— START OF Records for this task —

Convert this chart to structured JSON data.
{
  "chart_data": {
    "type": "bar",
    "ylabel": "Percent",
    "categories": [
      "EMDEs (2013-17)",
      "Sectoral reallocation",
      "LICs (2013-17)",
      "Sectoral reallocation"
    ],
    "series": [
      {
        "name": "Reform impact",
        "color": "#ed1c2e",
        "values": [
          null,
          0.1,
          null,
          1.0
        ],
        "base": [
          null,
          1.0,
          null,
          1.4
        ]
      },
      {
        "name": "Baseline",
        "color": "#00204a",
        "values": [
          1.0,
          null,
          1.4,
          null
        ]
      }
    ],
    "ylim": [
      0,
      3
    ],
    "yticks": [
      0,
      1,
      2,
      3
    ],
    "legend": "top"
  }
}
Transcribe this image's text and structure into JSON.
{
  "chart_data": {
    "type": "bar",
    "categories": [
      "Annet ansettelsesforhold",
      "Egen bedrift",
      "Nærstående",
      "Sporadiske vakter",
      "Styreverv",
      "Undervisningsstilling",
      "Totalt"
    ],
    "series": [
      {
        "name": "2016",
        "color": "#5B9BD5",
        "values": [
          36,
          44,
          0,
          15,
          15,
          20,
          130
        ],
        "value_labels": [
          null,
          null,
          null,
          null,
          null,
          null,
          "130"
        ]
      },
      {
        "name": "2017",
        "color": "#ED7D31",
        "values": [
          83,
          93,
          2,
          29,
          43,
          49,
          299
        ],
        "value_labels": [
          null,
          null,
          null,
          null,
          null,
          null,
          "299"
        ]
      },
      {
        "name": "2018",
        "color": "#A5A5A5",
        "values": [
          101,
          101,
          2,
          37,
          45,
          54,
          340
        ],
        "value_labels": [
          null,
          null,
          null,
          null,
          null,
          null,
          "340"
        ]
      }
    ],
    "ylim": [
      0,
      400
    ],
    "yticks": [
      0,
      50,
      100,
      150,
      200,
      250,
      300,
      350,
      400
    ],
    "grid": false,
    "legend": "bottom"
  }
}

— END OF Records for this task —

In this exercise, repeat all entries exactly.

* **Full solution**
Convert this chart to structured JSON data.
{
  "chart_data": {
    "type": "bar",
    "ylabel": "Percent",
    "categories": [
      "EMDEs (2013-17)",
      "Sectoral reallocation",
      "LICs (2013-17)",
      "Sectoral reallocation"
    ],
    "series": [
      {
        "name": "Reform impact",
        "color": "#ed1c2e",
        "values": [
          null,
          0.1,
          null,
          1.0
        ],
        "base": [
          null,
          1.0,
          null,
          1.4
        ]
      },
      {
        "name": "Baseline",
        "color": "#00204a",
        "values": [
          1.0,
          null,
          1.4,
          null
        ]
      }
    ],
    "ylim": [
      0,
      3
    ],
    "yticks": [
      0,
      1,
      2,
      3
    ],
    "legend": "top"
  }
}
Transcribe this image's text and structure into JSON.
{
  "chart_data": {
    "type": "bar",
    "categories": [
      "Annet ansettelsesforhold",
      "Egen bedrift",
      "Nærstående",
      "Sporadiske vakter",
      "Styreverv",
      "Undervisningsstilling",
      "Totalt"
    ],
    "series": [
      {
        "name": "2016",
        "color": "#5B9BD5",
        "values": [
          36,
          44,
          0,
          15,
          15,
          20,
          130
        ],
        "value_labels": [
          null,
          null,
          null,
          null,
          null,
          null,
          "130"
        ]
      },
      {
        "name": "2017",
        "color": "#ED7D31",
        "values": [
          83,
          93,
          2,
          29,
          43,
          49,
          299
        ],
        "value_labels": [
          null,
          null,
          null,
          null,
          null,
          null,
          "299"
        ]
      },
      {
        "name": "2018",
        "color": "#A5A5A5",
        "values": [
          101,
          101,
          2,
          37,
          45,
          54,
          340
        ],
        "value_labels": [
          null,
          null,
          null,
          null,
          null,
          null,
          "340"
        ]
      }
    ],
    "ylim": [
      0,
      400
    ],
    "yticks": [
      0,
      50,
      100,
      150,
      200,
      250,
      300,
      350,
      400
    ],
    "grid": false,
    "legend": "bottom"
  }
}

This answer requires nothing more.